--- start of EXERCISE INPUT ---
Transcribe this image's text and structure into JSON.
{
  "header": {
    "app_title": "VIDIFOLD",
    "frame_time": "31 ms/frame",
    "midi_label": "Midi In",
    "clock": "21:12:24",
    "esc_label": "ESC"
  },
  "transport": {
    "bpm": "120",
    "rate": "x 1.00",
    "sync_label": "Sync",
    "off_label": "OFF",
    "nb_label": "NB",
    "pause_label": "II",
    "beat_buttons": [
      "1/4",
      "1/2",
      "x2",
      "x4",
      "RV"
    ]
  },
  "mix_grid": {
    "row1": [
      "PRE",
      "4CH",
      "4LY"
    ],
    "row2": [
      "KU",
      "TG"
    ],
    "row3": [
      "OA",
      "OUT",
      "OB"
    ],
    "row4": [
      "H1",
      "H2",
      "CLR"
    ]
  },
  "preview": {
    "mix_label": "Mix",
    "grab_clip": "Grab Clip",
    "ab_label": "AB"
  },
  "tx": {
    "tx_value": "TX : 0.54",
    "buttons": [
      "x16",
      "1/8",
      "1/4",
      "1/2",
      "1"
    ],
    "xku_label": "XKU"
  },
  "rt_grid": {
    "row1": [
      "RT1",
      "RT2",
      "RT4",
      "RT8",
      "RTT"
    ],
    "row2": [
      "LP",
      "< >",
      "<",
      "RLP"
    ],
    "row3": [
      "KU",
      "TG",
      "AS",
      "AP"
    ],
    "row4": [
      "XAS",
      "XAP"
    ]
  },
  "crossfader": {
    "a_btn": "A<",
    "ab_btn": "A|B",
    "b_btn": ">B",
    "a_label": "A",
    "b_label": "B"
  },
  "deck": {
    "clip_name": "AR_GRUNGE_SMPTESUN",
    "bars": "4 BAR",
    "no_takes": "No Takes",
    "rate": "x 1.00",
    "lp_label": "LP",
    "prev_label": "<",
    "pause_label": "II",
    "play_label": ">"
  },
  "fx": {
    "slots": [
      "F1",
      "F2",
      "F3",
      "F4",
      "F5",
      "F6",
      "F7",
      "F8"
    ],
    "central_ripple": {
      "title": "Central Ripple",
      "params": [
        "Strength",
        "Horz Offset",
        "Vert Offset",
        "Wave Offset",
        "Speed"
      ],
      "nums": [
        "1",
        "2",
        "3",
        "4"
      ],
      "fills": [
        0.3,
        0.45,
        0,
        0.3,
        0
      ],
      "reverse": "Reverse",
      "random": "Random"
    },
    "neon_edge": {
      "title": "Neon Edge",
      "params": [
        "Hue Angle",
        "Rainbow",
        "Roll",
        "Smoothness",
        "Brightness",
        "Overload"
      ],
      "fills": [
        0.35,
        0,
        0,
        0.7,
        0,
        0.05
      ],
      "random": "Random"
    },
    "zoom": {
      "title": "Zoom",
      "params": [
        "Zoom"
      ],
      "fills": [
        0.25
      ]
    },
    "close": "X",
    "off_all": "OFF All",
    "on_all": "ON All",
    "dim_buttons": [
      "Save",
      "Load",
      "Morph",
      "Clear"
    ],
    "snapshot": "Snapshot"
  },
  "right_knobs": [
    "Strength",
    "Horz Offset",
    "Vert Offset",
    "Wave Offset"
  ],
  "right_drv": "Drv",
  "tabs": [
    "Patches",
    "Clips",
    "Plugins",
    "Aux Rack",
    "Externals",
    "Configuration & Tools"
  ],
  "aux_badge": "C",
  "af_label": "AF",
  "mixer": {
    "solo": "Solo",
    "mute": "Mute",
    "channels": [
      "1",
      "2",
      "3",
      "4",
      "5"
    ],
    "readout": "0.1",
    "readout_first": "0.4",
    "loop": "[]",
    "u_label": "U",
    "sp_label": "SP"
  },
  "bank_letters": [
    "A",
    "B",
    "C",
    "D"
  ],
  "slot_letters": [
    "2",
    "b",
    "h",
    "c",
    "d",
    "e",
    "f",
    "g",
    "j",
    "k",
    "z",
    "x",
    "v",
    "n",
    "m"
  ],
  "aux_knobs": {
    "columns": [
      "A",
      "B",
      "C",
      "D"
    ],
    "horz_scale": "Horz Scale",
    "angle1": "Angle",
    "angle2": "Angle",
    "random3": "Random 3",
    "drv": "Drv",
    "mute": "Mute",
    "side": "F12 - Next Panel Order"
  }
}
--- end of EXERCISE INPUT ---
> **SET TASK**:
Count the lines of the listing above that include the word "Offset" and state the total with nothing else.

> **RESULT OF THIS EXERCISE**:
6